Brano fornito:
______________________________

27 Successivamente, la Lidl Italia chiedeva una controperizia. A tal
fine, altri campioni del prodotto controverso venivano prelevati e le
analisi di questi ultimi, effettuate da un laboratorio il 20 novembre
2003, rivelavano un titolo alcolometrico volumico effettivo che, per
quanto più elevato, e cioè del 34,54%, era sempre inferiore a quello
figurante sull'etichetta del detto prodotto.
28 Con verbale del 3 luglio 2003, le competenti autorità sanitarie
regionali contestavano alla Lidl Italia la violazione dell'art. 12, n.
3, lett. d), del decreto legislativo n. 109/92, in quanto il titolo
alcolometrico volumico effettivo della bevanda in questione era
inferiore a quello figurante sulla sua etichetta, tenendo conto del
margine di tolleranza dello 0,3%.
29 Al termine di un procedimento amministrativo, il Comune di Arcole,
con provvedimento del suo direttore generale del 23 dicembre 2004,
constatava l'esistenza di un'infrazione e, ai sensi dell'art. 18, n. 3,
del decreto legislativo n. 109/92, ingiungeva alla Lidl Italia di pagare
una sanzione amministrativa pecuniaria di EUR 3 115.
30 La Lidl Italia proponeva ricorso contro tale provvedimento
amministrativo dinanzi al Giudice di pace di Monselice.
31 Il giudice del rinvio rileva che la Lidl Italia ha sostenuto dinanzi
ad esso che le prescrizioni comunitarie in materia di etichettatura dei
prodotti e degli alimenti destinati ad essere consegnati come tali non
si rivolgono all'operatore economico che si limita a commercializzare
l'alimento, ma riguardano esclusivamente il fabbricante di tale
alimento.
32 Il distributore, infatti, non potrebbe essere a conoscenza del
carattere esatto o erroneo delle informazioni figuranti sull'etichetta
apposta sul prodotto dal produttore e non potrebbe in nessun caso
intervenire nella fabbricazione del prodotto né nella redazione
dell'etichetta con la quale quest'ultimo è venduto al consumatore
finale.

______________________________

Completa quanto segue:
**1)** Estrai dal brano il passo compreso tra "28 Con verbale" e "tolleranza dello 0,3%.", estremi inclusi.
**2)** Elenca tutte le date complete, con giorno, mese e anno, che compaiono nel brano.
Le voci riportate dopo il brano non servono a questo lavoro.

Dati forniti:
______________________________

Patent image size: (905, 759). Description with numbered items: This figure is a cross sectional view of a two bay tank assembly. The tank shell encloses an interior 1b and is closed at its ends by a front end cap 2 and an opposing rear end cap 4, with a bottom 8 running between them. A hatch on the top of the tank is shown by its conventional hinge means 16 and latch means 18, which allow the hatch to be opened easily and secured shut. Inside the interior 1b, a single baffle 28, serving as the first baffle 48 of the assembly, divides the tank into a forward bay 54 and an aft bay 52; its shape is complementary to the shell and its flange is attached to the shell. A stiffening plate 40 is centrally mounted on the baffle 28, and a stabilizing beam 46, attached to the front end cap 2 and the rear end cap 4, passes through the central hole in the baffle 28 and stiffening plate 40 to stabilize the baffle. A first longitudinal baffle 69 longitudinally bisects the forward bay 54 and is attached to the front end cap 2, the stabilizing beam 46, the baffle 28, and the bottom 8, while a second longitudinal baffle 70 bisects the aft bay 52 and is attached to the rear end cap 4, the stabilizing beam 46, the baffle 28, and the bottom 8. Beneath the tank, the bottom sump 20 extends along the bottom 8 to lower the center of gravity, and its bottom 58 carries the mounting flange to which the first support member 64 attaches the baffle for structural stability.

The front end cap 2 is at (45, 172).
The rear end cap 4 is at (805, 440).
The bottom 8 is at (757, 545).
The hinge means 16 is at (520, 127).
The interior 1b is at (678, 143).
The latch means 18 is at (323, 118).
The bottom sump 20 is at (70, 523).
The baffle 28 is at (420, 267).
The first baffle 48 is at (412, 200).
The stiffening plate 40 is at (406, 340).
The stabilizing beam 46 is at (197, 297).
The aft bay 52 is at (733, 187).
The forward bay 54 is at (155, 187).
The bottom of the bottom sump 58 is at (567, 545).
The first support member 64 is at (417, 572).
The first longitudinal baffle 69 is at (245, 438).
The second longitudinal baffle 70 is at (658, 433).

______________________________

Esercizi svolti:
**1)**
28 Con verbale del 3 luglio 2003, le competenti autorità sanitarie
regionali contestavano alla Lidl Italia la violazione dell'art. 12, n.
3, lett. d), del decreto legislativo n. 109/92, in quanto il titolo
alcolometrico volumico effettivo della bevanda in questione era
inferiore a quello figurante sulla sua etichetta, tenendo conto del
margine di tolleranza dello 0,3%.

**2)**
20 novembre 2003
3 luglio 2003
23 dicembre 2004